Collection entries
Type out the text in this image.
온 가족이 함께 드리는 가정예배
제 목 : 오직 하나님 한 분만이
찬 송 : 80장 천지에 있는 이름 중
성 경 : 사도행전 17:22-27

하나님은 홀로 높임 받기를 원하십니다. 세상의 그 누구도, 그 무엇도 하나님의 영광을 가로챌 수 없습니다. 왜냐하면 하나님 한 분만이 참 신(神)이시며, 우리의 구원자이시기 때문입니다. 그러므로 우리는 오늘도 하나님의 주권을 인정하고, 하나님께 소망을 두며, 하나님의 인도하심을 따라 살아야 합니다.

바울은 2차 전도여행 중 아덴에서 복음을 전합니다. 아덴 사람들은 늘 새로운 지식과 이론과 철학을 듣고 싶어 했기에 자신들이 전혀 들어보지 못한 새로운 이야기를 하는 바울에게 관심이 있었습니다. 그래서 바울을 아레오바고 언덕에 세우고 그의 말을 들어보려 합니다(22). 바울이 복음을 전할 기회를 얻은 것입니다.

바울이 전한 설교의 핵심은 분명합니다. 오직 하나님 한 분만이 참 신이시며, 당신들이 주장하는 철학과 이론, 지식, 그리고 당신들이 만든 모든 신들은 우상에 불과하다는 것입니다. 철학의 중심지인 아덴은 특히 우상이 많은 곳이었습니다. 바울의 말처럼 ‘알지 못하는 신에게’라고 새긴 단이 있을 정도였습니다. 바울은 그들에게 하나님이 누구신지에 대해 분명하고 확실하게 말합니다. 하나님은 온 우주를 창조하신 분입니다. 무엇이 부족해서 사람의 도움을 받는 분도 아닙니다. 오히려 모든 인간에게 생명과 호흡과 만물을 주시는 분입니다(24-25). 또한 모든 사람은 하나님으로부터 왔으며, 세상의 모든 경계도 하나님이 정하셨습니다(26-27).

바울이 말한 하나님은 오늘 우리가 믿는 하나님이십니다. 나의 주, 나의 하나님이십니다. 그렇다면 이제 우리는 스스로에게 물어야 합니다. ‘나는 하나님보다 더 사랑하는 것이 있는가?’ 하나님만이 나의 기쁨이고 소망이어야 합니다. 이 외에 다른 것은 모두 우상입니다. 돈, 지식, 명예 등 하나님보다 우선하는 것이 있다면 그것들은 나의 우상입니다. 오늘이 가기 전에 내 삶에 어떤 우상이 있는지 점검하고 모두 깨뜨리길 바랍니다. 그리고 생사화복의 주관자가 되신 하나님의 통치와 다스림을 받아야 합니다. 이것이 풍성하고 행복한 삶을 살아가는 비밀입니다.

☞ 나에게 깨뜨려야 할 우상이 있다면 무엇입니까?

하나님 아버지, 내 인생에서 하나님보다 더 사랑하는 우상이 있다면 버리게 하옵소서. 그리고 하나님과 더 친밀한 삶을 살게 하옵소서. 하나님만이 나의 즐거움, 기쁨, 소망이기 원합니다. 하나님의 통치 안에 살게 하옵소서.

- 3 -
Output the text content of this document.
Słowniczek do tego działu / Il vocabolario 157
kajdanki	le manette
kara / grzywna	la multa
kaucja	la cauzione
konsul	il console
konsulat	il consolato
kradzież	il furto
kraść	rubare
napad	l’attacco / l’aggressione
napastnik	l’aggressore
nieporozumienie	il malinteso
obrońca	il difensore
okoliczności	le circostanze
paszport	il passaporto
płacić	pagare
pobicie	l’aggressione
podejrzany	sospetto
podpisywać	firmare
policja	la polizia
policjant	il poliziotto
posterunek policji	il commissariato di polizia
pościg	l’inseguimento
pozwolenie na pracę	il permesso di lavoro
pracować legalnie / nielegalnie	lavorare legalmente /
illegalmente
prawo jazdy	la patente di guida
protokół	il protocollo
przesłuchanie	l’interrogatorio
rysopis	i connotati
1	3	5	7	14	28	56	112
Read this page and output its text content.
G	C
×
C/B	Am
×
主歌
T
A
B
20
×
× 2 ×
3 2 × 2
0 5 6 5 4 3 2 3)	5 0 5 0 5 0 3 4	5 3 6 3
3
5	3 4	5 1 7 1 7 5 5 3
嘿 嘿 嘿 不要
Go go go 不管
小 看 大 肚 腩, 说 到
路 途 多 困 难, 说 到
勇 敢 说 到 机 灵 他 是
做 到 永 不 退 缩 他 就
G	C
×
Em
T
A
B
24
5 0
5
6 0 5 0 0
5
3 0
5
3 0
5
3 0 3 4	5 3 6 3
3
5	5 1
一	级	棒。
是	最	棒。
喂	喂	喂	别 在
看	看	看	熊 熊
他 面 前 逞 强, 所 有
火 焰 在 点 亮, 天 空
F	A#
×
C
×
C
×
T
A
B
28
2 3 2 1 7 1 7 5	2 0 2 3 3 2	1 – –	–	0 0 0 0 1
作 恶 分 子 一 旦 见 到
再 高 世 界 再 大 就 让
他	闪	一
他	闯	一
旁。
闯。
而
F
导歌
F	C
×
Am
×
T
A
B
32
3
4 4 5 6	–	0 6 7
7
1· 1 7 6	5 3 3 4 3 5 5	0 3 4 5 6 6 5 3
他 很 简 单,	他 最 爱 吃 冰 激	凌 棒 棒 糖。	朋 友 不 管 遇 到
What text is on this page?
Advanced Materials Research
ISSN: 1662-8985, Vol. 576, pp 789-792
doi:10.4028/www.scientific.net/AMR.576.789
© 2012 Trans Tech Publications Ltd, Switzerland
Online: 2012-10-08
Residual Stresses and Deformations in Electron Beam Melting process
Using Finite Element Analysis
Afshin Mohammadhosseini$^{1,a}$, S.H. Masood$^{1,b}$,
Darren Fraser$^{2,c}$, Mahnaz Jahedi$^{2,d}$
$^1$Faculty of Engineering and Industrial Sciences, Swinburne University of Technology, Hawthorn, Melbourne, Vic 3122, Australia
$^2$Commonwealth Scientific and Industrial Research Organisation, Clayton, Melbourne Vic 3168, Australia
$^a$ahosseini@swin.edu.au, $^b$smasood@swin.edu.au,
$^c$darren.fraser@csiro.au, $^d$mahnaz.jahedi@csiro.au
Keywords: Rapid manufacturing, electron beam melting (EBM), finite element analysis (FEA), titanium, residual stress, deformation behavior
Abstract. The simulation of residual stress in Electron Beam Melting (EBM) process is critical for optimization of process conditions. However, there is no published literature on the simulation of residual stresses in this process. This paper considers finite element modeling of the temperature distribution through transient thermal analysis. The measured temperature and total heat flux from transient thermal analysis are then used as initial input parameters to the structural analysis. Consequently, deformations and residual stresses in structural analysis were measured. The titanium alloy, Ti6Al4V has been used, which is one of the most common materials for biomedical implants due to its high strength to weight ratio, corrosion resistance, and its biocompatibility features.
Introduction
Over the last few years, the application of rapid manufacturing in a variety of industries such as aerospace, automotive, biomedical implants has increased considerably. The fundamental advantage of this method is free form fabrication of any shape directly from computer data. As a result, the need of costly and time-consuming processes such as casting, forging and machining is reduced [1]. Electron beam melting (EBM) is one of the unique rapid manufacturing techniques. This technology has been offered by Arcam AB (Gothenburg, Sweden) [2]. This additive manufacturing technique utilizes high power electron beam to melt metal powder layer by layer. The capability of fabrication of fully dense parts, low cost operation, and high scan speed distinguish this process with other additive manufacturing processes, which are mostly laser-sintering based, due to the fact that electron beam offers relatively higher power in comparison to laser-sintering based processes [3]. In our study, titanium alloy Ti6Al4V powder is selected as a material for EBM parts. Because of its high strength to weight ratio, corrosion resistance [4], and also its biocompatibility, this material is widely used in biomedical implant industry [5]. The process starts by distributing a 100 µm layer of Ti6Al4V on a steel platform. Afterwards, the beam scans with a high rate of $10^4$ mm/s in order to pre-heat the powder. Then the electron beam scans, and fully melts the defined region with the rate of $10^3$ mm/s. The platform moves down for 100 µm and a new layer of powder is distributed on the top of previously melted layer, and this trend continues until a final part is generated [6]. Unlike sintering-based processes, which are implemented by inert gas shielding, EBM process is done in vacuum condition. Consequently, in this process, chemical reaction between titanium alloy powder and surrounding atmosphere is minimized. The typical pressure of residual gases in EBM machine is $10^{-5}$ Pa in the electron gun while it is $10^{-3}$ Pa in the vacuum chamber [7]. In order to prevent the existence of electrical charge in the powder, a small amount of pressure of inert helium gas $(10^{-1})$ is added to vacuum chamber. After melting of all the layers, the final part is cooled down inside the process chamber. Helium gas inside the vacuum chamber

# [YOUR INSTRUCTIONS]
In the listing, find every line containing the word "content" and list it.

# [RESPONSE TO THIS TASK]
Output the text content of this document.
Read this page and output its text content.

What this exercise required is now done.